= REQUIRED TASK =
Could you print all of the material below line for line, with the pictures left out?

[Data extracted from a collection]
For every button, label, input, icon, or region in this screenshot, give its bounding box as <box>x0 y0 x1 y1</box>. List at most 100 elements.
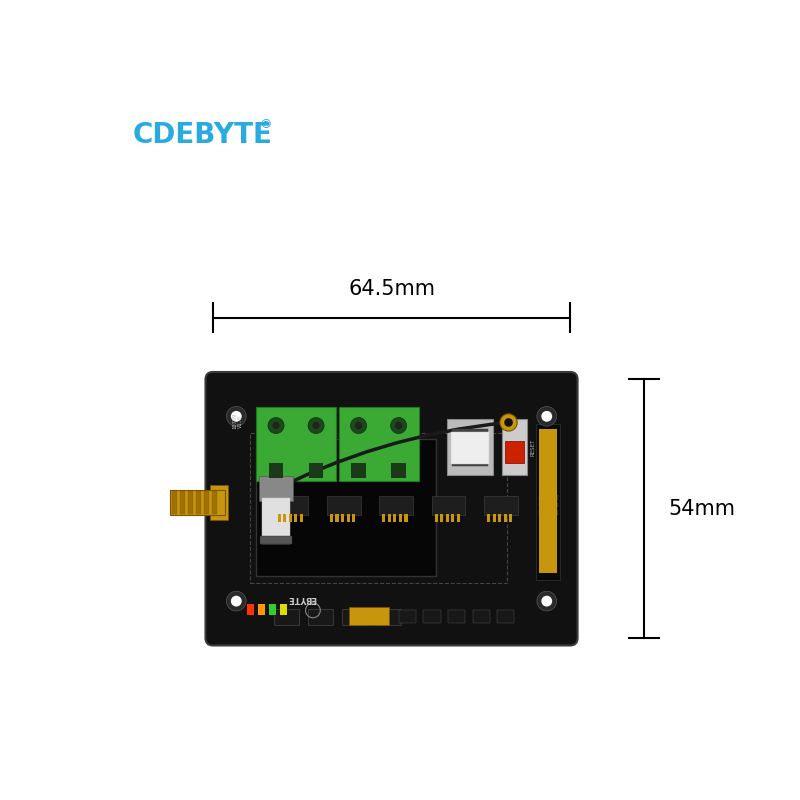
Bar <box>473 610 490 622</box>
Circle shape <box>537 591 557 611</box>
Bar <box>204 491 209 514</box>
Bar <box>212 491 217 514</box>
Bar <box>509 514 512 522</box>
Bar <box>539 550 557 555</box>
Bar <box>487 514 490 522</box>
Bar <box>448 610 465 622</box>
Circle shape <box>504 418 513 426</box>
Bar <box>327 496 361 515</box>
Bar <box>260 537 292 544</box>
Bar <box>484 496 518 515</box>
Bar <box>342 609 367 625</box>
Circle shape <box>355 422 362 430</box>
Bar <box>278 514 281 522</box>
Bar <box>539 452 557 458</box>
Bar <box>280 603 287 614</box>
Bar <box>300 514 303 522</box>
Circle shape <box>395 422 402 430</box>
Bar <box>539 461 557 466</box>
Bar <box>539 568 557 574</box>
Circle shape <box>268 418 284 434</box>
FancyBboxPatch shape <box>206 372 578 646</box>
Bar <box>269 603 276 614</box>
Bar <box>539 523 557 529</box>
Bar <box>539 546 557 551</box>
Bar <box>539 492 557 498</box>
Bar <box>539 447 557 453</box>
Bar <box>250 433 507 582</box>
Bar <box>539 506 557 511</box>
Bar <box>434 514 438 522</box>
Bar <box>506 441 524 462</box>
Bar <box>431 496 466 515</box>
Bar <box>539 501 557 506</box>
Bar <box>382 514 386 522</box>
Bar <box>289 514 292 522</box>
Circle shape <box>537 406 557 426</box>
Bar <box>394 514 397 522</box>
Bar <box>539 532 557 538</box>
Bar <box>451 514 454 522</box>
Bar <box>210 486 228 520</box>
Bar <box>539 474 557 480</box>
Circle shape <box>312 422 320 430</box>
Bar <box>446 514 449 522</box>
Circle shape <box>350 418 366 434</box>
Bar <box>423 610 441 622</box>
Bar <box>550 495 558 500</box>
Bar <box>539 518 557 524</box>
Text: EBYTE: EBYTE <box>288 594 317 602</box>
Circle shape <box>542 596 552 606</box>
Bar <box>274 609 299 625</box>
Bar <box>539 563 557 569</box>
Bar <box>452 429 488 466</box>
Bar <box>539 487 557 493</box>
Bar <box>539 496 557 502</box>
Bar <box>259 476 293 501</box>
Bar <box>388 514 391 522</box>
Bar <box>391 462 406 478</box>
Bar <box>196 491 201 514</box>
Bar <box>346 514 350 522</box>
Bar <box>539 465 557 470</box>
Bar <box>172 491 177 514</box>
Bar <box>539 470 557 475</box>
Bar <box>498 514 501 522</box>
Bar <box>502 419 527 475</box>
Bar <box>447 419 493 475</box>
Bar <box>170 490 226 515</box>
Bar <box>341 514 344 522</box>
Bar <box>539 528 557 534</box>
Bar <box>180 491 185 514</box>
Bar <box>262 498 290 544</box>
Bar <box>405 514 407 522</box>
Circle shape <box>308 418 324 434</box>
Bar <box>246 603 254 614</box>
Bar <box>376 609 401 625</box>
Circle shape <box>231 596 242 606</box>
Bar <box>539 559 557 565</box>
Bar <box>398 610 416 622</box>
Bar <box>539 438 557 444</box>
Bar <box>188 491 193 514</box>
Text: CDEBYTE: CDEBYTE <box>133 121 273 149</box>
Bar <box>539 502 546 507</box>
Bar <box>539 443 557 448</box>
Bar <box>258 603 266 614</box>
Bar <box>536 424 560 579</box>
Circle shape <box>272 422 280 430</box>
Bar <box>539 483 557 489</box>
Text: ®: ® <box>259 118 271 130</box>
Bar <box>379 496 413 515</box>
Bar <box>440 514 443 522</box>
Bar <box>256 407 336 481</box>
Text: 64.5mm: 64.5mm <box>348 279 435 299</box>
Bar <box>308 609 333 625</box>
Bar <box>349 607 389 625</box>
Bar <box>539 434 557 439</box>
Bar <box>351 462 366 478</box>
Bar <box>256 438 436 577</box>
Bar <box>539 510 546 515</box>
Circle shape <box>231 411 242 422</box>
Bar <box>338 407 418 481</box>
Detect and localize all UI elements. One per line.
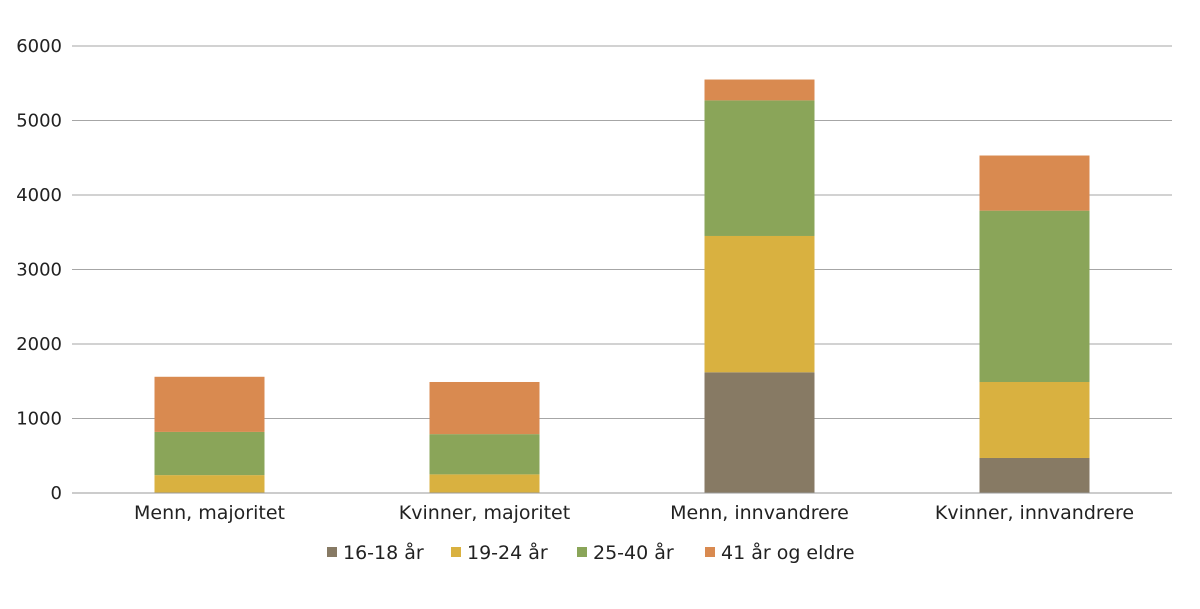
bar-segment [979, 457, 1090, 493]
legend-swatch [577, 547, 587, 557]
bar-segment [429, 474, 540, 493]
bar-segment [979, 381, 1090, 458]
y-tick-label: 6000 [16, 36, 62, 57]
legend-swatch [705, 547, 715, 557]
legend-swatch [451, 547, 461, 557]
bar-segment [979, 155, 1090, 211]
x-category-label: Menn, innvandrere [670, 502, 849, 524]
legend-item: 41 år og eldre [705, 541, 855, 564]
bar-segment [429, 434, 540, 475]
legend-label: 19-24 år [467, 541, 548, 564]
x-category-label: Kvinner, majoritet [399, 502, 570, 524]
y-tick-label: 0 [51, 483, 62, 504]
legend-label: 16-18 år [343, 541, 424, 564]
y-tick-label: 2000 [16, 334, 62, 355]
y-tick-label: 1000 [16, 409, 62, 430]
x-category-label: Menn, majoritet [134, 502, 285, 524]
legend-item: 25-40 år [577, 541, 674, 564]
legend: 16-18 år 19-24 år 25-40 år 41 år og eldre [327, 541, 855, 564]
legend-item: 16-18 år [327, 541, 424, 564]
x-category-label: Kvinner, innvandrere [935, 502, 1134, 524]
bar-segment [979, 210, 1090, 382]
bars [154, 79, 1090, 493]
bar-segment [154, 376, 265, 432]
y-tick-label: 5000 [16, 111, 62, 132]
x-axis-categories: Menn, majoritet Kvinner, majoritet Menn, i… [134, 502, 1134, 524]
bar-segment [704, 79, 815, 101]
bar-segment [154, 475, 265, 493]
legend-swatch [327, 547, 337, 557]
bar-segment [429, 381, 540, 435]
legend-label: 25-40 år [593, 541, 674, 564]
bar-segment [704, 235, 815, 373]
y-tick-label: 3000 [16, 260, 62, 281]
legend-item: 19-24 år [451, 541, 548, 564]
y-axis-ticks: 0 1000 2000 3000 4000 5000 6000 [16, 36, 62, 504]
y-tick-label: 4000 [16, 185, 62, 206]
bar-segment [154, 431, 265, 476]
legend-label: 41 år og eldre [721, 541, 855, 564]
bar-segment [704, 372, 815, 493]
bar-segment [704, 100, 815, 236]
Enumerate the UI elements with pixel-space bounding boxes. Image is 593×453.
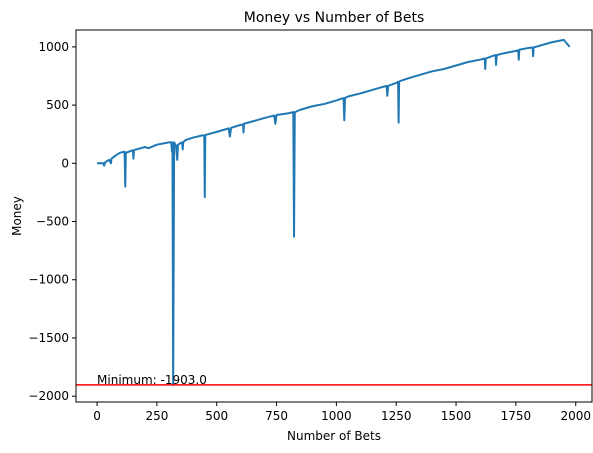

= TASK RESPONSE =
For every button, label, input, icon, or region in this screenshot, give its bounding box as <box>x0 y0 x1 y1</box>. List at most 100 elements.
Bar <box>473 610 490 622</box>
Circle shape <box>537 591 557 611</box>
Bar <box>204 491 209 514</box>
Bar <box>212 491 217 514</box>
Bar <box>509 514 512 522</box>
Bar <box>539 550 557 555</box>
Bar <box>487 514 490 522</box>
Bar <box>448 610 465 622</box>
Circle shape <box>504 418 513 426</box>
Bar <box>327 496 361 515</box>
Bar <box>260 537 292 544</box>
Bar <box>484 496 518 515</box>
Bar <box>342 609 367 625</box>
Circle shape <box>355 422 362 430</box>
Bar <box>278 514 281 522</box>
Bar <box>539 452 557 458</box>
Bar <box>280 603 287 614</box>
Bar <box>300 514 303 522</box>
Circle shape <box>395 422 402 430</box>
Bar <box>539 461 557 466</box>
Bar <box>539 568 557 574</box>
Circle shape <box>268 418 284 434</box>
FancyBboxPatch shape <box>206 372 578 646</box>
Bar <box>269 603 276 614</box>
Bar <box>539 523 557 529</box>
Bar <box>539 546 557 551</box>
Bar <box>539 492 557 498</box>
Bar <box>539 447 557 453</box>
Bar <box>250 433 507 582</box>
Bar <box>539 506 557 511</box>
Bar <box>434 514 438 522</box>
Bar <box>506 441 524 462</box>
Bar <box>431 496 466 515</box>
Bar <box>539 501 557 506</box>
Bar <box>382 514 386 522</box>
Bar <box>289 514 292 522</box>
Circle shape <box>537 406 557 426</box>
Bar <box>394 514 397 522</box>
Bar <box>539 532 557 538</box>
Bar <box>451 514 454 522</box>
Bar <box>210 486 228 520</box>
Bar <box>539 474 557 480</box>
Circle shape <box>312 422 320 430</box>
Bar <box>446 514 449 522</box>
Circle shape <box>350 418 366 434</box>
Bar <box>423 610 441 622</box>
Bar <box>550 495 558 500</box>
Bar <box>539 518 557 524</box>
Text: EBYTE: EBYTE <box>288 594 317 602</box>
Circle shape <box>542 596 552 606</box>
Bar <box>274 609 299 625</box>
Bar <box>539 563 557 569</box>
Bar <box>452 429 488 466</box>
Bar <box>539 487 557 493</box>
Bar <box>539 496 557 502</box>
Bar <box>259 476 293 501</box>
Bar <box>388 514 391 522</box>
Bar <box>391 462 406 478</box>
Bar <box>196 491 201 514</box>
Bar <box>346 514 350 522</box>
Bar <box>539 465 557 470</box>
Bar <box>172 491 177 514</box>
Bar <box>539 470 557 475</box>
Bar <box>498 514 501 522</box>
Bar <box>502 419 527 475</box>
Bar <box>447 419 493 475</box>
Bar <box>170 490 226 515</box>
Bar <box>341 514 344 522</box>
Bar <box>539 528 557 534</box>
Bar <box>180 491 185 514</box>
Bar <box>262 498 290 544</box>
Bar <box>405 514 407 522</box>
Circle shape <box>308 418 324 434</box>
Bar <box>246 603 254 614</box>
Bar <box>376 609 401 625</box>
Circle shape <box>231 596 242 606</box>
Bar <box>539 559 557 565</box>
Bar <box>398 610 416 622</box>
Bar <box>539 438 557 444</box>
Bar <box>188 491 193 514</box>
Text: CDEBYTE: CDEBYTE <box>133 121 273 149</box>
Bar <box>539 502 546 507</box>
Bar <box>539 443 557 448</box>
Bar <box>258 603 266 614</box>
Bar <box>536 424 560 579</box>
Circle shape <box>272 422 280 430</box>
Bar <box>539 483 557 489</box>
Text: ®: ® <box>259 118 271 130</box>
Bar <box>379 496 413 515</box>
Bar <box>440 514 443 522</box>
Bar <box>256 407 336 481</box>
Text: 64.5mm: 64.5mm <box>348 279 435 299</box>
Bar <box>308 609 333 625</box>
Bar <box>349 607 389 625</box>
Bar <box>539 434 557 439</box>
Bar <box>351 462 366 478</box>
Bar <box>256 438 436 577</box>
Bar <box>539 510 546 515</box>
Circle shape <box>231 411 242 422</box>
Bar <box>338 407 418 481</box>
Detect and localize all UI elements. One per line.
bar-segment [979, 457, 1090, 493]
legend-swatch [577, 547, 587, 557]
bar-segment [429, 474, 540, 493]
bar-segment [979, 381, 1090, 458]
y-tick-label: 6000 [16, 36, 62, 57]
legend-swatch [705, 547, 715, 557]
legend-swatch [451, 547, 461, 557]
bar-segment [979, 155, 1090, 211]
x-category-label: Menn, innvandrere [670, 502, 849, 524]
legend-item: 41 år og eldre [705, 541, 855, 564]
bar-segment [429, 434, 540, 475]
legend-label: 19-24 år [467, 541, 548, 564]
x-category-label: Kvinner, majoritet [399, 502, 570, 524]
y-tick-label: 0 [51, 483, 62, 504]
legend-label: 16-18 år [343, 541, 424, 564]
y-tick-label: 2000 [16, 334, 62, 355]
y-tick-label: 1000 [16, 409, 62, 430]
x-category-label: Menn, majoritet [134, 502, 285, 524]
legend-item: 25-40 år [577, 541, 674, 564]
legend: 16-18 år 19-24 år 25-40 år 41 år og eldre [327, 541, 855, 564]
legend-item: 16-18 år [327, 541, 424, 564]
x-category-label: Kvinner, innvandrere [935, 502, 1134, 524]
bar-segment [979, 210, 1090, 382]
bars [154, 79, 1090, 493]
bar-segment [154, 376, 265, 432]
y-tick-label: 5000 [16, 111, 62, 132]
x-axis-categories: Menn, majoritet Kvinner, majoritet Menn, i… [134, 502, 1134, 524]
bar-segment [704, 79, 815, 101]
bar-segment [154, 475, 265, 493]
legend-swatch [327, 547, 337, 557]
bar-segment [429, 381, 540, 435]
legend-label: 25-40 år [593, 541, 674, 564]
bar-segment [704, 235, 815, 373]
y-tick-label: 3000 [16, 260, 62, 281]
legend-item: 19-24 år [451, 541, 548, 564]
y-axis-ticks: 0 1000 2000 3000 4000 5000 6000 [16, 36, 62, 504]
y-tick-label: 4000 [16, 185, 62, 206]
bar-segment [154, 431, 265, 476]
legend-label: 41 år og eldre [721, 541, 855, 564]
bar-segment [704, 372, 815, 493]
bar-segment [704, 100, 815, 236]
Enumerate the UI elements with pixel-space bounding boxes. Image is 593×453.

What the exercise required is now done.